### ENTRIES ###

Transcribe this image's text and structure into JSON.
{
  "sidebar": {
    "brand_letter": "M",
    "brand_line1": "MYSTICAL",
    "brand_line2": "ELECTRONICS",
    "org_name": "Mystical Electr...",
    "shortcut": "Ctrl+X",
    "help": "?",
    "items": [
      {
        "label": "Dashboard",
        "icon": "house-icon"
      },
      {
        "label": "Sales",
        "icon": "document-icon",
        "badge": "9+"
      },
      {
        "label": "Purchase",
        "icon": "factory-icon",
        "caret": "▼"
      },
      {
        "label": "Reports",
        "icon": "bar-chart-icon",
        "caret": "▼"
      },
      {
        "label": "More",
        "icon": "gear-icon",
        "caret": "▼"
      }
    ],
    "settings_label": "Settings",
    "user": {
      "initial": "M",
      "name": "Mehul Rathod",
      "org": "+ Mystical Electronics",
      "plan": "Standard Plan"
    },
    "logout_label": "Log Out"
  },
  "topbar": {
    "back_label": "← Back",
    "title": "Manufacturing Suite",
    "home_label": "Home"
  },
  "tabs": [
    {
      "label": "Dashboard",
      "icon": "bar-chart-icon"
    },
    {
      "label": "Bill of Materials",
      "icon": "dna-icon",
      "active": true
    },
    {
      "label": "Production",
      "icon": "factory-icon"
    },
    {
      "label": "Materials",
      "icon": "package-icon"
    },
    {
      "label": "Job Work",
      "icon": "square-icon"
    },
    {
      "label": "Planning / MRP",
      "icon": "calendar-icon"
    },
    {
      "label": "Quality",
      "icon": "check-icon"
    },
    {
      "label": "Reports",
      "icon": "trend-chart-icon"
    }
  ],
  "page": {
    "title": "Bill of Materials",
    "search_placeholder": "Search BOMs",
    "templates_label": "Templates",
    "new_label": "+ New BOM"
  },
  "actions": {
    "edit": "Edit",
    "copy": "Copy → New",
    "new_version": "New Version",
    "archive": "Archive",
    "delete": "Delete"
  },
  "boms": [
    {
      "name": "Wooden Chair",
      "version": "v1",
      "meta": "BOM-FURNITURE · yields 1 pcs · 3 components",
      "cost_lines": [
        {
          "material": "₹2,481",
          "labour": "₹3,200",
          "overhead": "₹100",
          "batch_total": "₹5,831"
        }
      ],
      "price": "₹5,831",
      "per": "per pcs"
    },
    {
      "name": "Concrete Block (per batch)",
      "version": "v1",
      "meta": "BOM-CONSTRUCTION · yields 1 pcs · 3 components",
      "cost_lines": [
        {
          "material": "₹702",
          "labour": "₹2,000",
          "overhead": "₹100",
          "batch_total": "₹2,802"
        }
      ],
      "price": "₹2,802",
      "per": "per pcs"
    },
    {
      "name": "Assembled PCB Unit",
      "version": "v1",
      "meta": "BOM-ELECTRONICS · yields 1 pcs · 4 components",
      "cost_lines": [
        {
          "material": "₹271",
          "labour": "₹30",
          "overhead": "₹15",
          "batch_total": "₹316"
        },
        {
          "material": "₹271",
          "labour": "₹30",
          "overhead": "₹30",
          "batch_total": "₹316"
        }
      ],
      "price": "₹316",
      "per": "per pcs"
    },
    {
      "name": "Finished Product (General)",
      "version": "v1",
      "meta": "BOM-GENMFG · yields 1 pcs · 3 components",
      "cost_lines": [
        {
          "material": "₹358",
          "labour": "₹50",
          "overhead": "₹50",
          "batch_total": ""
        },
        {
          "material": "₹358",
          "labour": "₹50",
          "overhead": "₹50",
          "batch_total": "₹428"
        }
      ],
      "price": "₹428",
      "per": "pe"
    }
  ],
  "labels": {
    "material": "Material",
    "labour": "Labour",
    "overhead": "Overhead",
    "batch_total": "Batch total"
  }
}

###

Write out the whole listing again. Match it word for word.

Transcribe this image's text and structure into JSON.
{
  "sidebar": {
    "brand_letter": "M",
    "brand_line1": "MYSTICAL",
    "brand_line2": "ELECTRONICS",
    "org_name": "Mystical Electr...",
    "shortcut": "Ctrl+X",
    "help": "?",
    "items": [
      {
        "label": "Dashboard",
        "icon": "house-icon"
      },
      {
        "label": "Sales",
        "icon": "document-icon",
        "badge": "9+"
      },
      {
        "label": "Purchase",
        "icon": "factory-icon",
        "caret": "▼"
      },
      {
        "label": "Reports",
        "icon": "bar-chart-icon",
        "caret": "▼"
      },
      {
        "label": "More",
        "icon": "gear-icon",
        "caret": "▼"
      }
    ],
    "settings_label": "Settings",
    "user": {
      "initial": "M",
      "name": "Mehul Rathod",
      "org": "+ Mystical Electronics",
      "plan": "Standard Plan"
    },
    "logout_label": "Log Out"
  },
  "topbar": {
    "back_label": "← Back",
    "title": "Manufacturing Suite",
    "home_label": "Home"
  },
  "tabs": [
    {
      "label": "Dashboard",
      "icon": "bar-chart-icon"
    },
    {
      "label": "Bill of Materials",
      "icon": "dna-icon",
      "active": true
    },
    {
      "label": "Production",
      "icon": "factory-icon"
    },
    {
      "label": "Materials",
      "icon": "package-icon"
    },
    {
      "label": "Job Work",
      "icon": "square-icon"
    },
    {
      "label": "Planning / MRP",
      "icon": "calendar-icon"
    },
    {
      "label": "Quality",
      "icon": "check-icon"
    },
    {
      "label": "Reports",
      "icon": "trend-chart-icon"
    }
  ],
  "page": {
    "title": "Bill of Materials",
    "search_placeholder": "Search BOMs",
    "templates_label": "Templates",
    "new_label": "+ New BOM"
  },
  "actions": {
    "edit": "Edit",
    "copy": "Copy → New",
    "new_version": "New Version",
    "archive": "Archive",
    "delete": "Delete"
  },
  "boms": [
    {
      "name": "Wooden Chair",
      "version": "v1",
      "meta": "BOM-FURNITURE · yields 1 pcs · 3 components",
      "cost_lines": [
        {
          "material": "₹2,481",
          "labour": "₹3,200",
          "overhead": "₹100",
          "batch_total": "₹5,831"
        }
      ],
      "price": "₹5,831",
      "per": "per pcs"
    },
    {
      "name": "Concrete Block (per batch)",
      "version": "v1",
      "meta": "BOM-CONSTRUCTION · yields 1 pcs · 3 components",
      "cost_lines": [
        {
          "material": "₹702",
          "labour": "₹2,000",
          "overhead": "₹100",
          "batch_total": "₹2,802"
        }
      ],
      "price": "₹2,802",
      "per": "per pcs"
    },
    {
      "name": "Assembled PCB Unit",
      "version": "v1",
      "meta": "BOM-ELECTRONICS · yields 1 pcs · 4 components",
      "cost_lines": [
        {
          "material": "₹271",
          "labour": "₹30",
          "overhead": "₹15",
          "batch_total": "₹316"
        },
        {
          "material": "₹271",
          "labour": "₹30",
          "overhead": "₹30",
          "batch_total": "₹316"
        }
      ],
      "price": "₹316",
      "per": "per pcs"
    },
    {
      "name": "Finished Product (General)",
      "version": "v1",
      "meta": "BOM-GENMFG · yields 1 pcs · 3 components",
      "cost_lines": [
        {
          "material": "₹358",
          "labour": "₹50",
          "overhead": "₹50",
          "batch_total": ""
        },
        {
          "material": "₹358",
          "labour": "₹50",
          "overhead": "₹50",
          "batch_total": "₹428"
        }
      ],
      "price": "₹428",
      "per": "pe"
    }
  ],
  "labels": {
    "material": "Material",
    "labour": "Labour",
    "overhead": "Overhead",
    "batch_total": "Batch total"
  }
}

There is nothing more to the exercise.